Request: Images are not part of the copy; transcribe all the data exactly.

Dataset excerpts:
- - -
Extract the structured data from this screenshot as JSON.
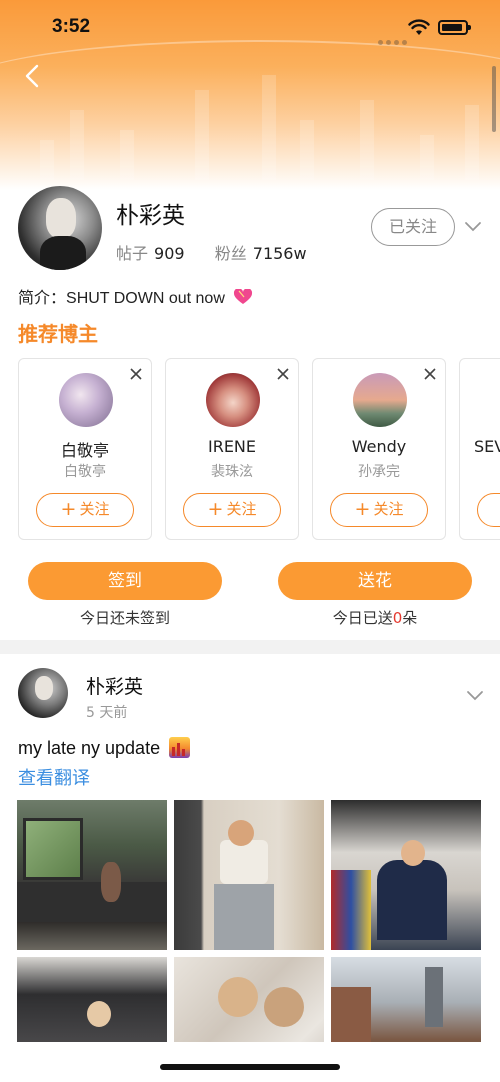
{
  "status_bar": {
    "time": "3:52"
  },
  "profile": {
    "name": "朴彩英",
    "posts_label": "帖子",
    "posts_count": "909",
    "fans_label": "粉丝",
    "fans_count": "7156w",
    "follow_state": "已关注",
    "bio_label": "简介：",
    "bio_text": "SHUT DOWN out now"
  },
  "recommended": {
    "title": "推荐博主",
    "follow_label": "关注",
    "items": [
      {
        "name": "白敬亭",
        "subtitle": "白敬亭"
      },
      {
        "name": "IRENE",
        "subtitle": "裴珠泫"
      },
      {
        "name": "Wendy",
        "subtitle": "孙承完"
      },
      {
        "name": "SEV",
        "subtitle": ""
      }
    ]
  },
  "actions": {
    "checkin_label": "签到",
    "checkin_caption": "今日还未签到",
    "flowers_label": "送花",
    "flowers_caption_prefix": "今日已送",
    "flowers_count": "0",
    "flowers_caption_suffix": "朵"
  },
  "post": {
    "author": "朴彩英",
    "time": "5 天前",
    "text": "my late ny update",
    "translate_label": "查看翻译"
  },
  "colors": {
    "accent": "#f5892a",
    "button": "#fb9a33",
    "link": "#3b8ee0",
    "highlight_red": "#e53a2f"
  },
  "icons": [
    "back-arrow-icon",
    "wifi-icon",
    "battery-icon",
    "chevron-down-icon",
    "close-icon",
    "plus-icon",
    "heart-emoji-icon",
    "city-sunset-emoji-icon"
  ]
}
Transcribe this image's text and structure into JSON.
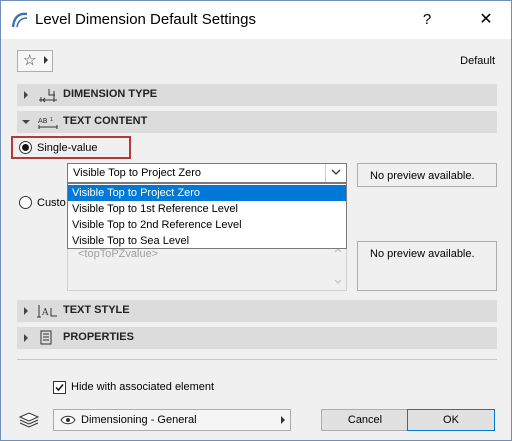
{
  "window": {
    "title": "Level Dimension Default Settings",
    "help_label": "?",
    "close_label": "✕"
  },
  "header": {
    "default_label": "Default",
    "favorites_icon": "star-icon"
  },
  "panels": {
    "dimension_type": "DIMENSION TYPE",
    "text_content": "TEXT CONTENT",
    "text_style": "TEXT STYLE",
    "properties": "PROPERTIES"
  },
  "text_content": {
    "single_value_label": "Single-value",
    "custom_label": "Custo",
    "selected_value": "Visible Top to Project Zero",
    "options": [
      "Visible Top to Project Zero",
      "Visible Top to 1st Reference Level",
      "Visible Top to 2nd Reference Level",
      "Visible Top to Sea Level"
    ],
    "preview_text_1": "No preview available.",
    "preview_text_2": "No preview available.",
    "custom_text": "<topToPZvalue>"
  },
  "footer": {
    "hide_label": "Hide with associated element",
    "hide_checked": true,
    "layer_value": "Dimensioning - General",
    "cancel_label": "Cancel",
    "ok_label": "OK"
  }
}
- - -
The completed task:
Extract the structured data from this screenshot as JSON.
{
  "status_bar": {
    "time": "3:52"
  },
  "profile": {
    "name": "朴彩英",
    "posts_label": "帖子",
    "posts_count": "909",
    "fans_label": "粉丝",
    "fans_count": "7156w",
    "follow_state": "已关注",
    "bio_label": "简介：",
    "bio_text": "SHUT DOWN out now"
  },
  "recommended": {
    "title": "推荐博主",
    "follow_label": "关注",
    "items": [
      {
        "name": "白敬亭",
        "subtitle": "白敬亭"
      },
      {
        "name": "IRENE",
        "subtitle": "裴珠泫"
      },
      {
        "name": "Wendy",
        "subtitle": "孙承完"
      },
      {
        "name": "SEV",
        "subtitle": ""
      }
    ]
  },
  "actions": {
    "checkin_label": "签到",
    "checkin_caption": "今日还未签到",
    "flowers_label": "送花",
    "flowers_caption_prefix": "今日已送",
    "flowers_count": "0",
    "flowers_caption_suffix": "朵"
  },
  "post": {
    "author": "朴彩英",
    "time": "5 天前",
    "text": "my late ny update",
    "translate_label": "查看翻译"
  },
  "colors": {
    "accent": "#f5892a",
    "button": "#fb9a33",
    "link": "#3b8ee0",
    "highlight_red": "#e53a2f"
  },
  "icons": [
    "back-arrow-icon",
    "wifi-icon",
    "battery-icon",
    "chevron-down-icon",
    "close-icon",
    "plus-icon",
    "heart-emoji-icon",
    "city-sunset-emoji-icon"
  ]
}
Transcribe this image's text and structure into JSON.
{
  "window": {
    "title": "Level Dimension Default Settings",
    "help_label": "?",
    "close_label": "✕"
  },
  "header": {
    "default_label": "Default",
    "favorites_icon": "star-icon"
  },
  "panels": {
    "dimension_type": "DIMENSION TYPE",
    "text_content": "TEXT CONTENT",
    "text_style": "TEXT STYLE",
    "properties": "PROPERTIES"
  },
  "text_content": {
    "single_value_label": "Single-value",
    "custom_label": "Custo",
    "selected_value": "Visible Top to Project Zero",
    "options": [
      "Visible Top to Project Zero",
      "Visible Top to 1st Reference Level",
      "Visible Top to 2nd Reference Level",
      "Visible Top to Sea Level"
    ],
    "preview_text_1": "No preview available.",
    "preview_text_2": "No preview available.",
    "custom_text": "<topToPZvalue>"
  },
  "footer": {
    "hide_label": "Hide with associated element",
    "hide_checked": true,
    "layer_value": "Dimensioning - General",
    "cancel_label": "Cancel",
    "ok_label": "OK"
  }
}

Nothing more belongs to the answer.